Material shown:

<<<<

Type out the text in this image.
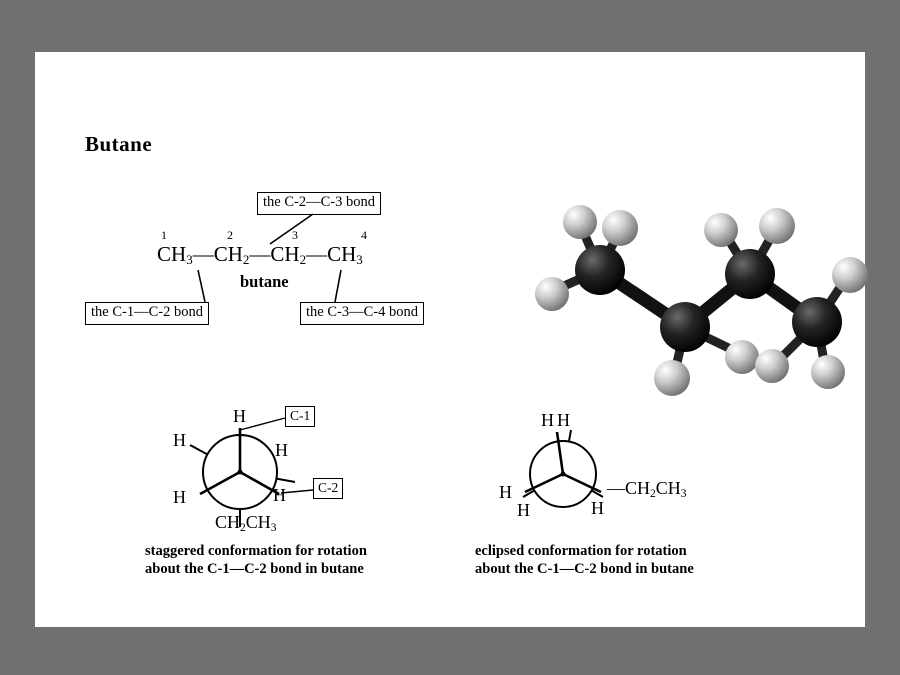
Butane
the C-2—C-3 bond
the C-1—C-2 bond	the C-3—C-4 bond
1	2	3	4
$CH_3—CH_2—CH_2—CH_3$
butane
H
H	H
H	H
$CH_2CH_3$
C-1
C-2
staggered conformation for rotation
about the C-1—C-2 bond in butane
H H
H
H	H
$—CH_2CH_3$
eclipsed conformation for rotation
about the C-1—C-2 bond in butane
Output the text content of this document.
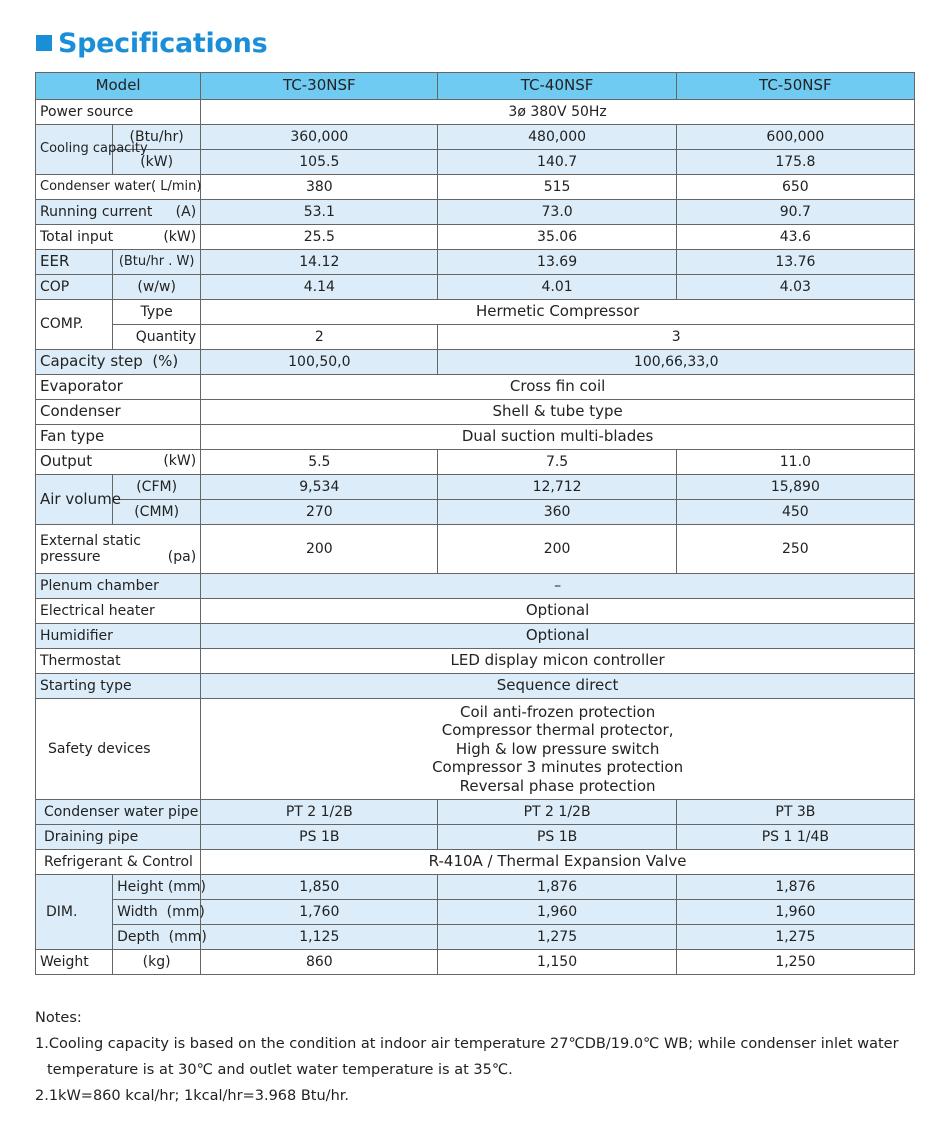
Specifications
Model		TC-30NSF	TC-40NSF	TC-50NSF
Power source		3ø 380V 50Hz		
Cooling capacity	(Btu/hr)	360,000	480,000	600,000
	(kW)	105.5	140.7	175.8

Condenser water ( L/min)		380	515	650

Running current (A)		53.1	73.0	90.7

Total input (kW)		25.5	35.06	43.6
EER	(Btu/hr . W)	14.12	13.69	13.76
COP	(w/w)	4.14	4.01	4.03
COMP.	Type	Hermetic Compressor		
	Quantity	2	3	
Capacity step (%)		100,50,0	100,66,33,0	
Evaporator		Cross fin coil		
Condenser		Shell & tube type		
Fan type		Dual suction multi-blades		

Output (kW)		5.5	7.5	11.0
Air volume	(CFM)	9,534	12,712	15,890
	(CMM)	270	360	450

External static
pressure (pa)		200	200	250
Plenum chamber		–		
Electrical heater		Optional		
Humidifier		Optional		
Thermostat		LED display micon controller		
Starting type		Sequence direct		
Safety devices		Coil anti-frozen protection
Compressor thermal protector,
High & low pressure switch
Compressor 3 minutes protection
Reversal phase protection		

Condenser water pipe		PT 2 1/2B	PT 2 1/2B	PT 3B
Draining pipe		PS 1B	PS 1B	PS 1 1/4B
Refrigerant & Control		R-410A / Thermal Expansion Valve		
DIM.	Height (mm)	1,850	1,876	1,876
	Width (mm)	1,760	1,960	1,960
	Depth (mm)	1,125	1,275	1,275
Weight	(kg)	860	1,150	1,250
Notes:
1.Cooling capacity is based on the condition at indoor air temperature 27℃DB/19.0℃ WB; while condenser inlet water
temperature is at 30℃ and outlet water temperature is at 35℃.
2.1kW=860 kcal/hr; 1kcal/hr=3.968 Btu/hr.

>>>>

Exercise prompt: Every line that holds the string "protection" should be returned.

Solution below:
Safety devices		Coil anti-frozen protection
Compressor 3 minutes protection
Reversal phase protection		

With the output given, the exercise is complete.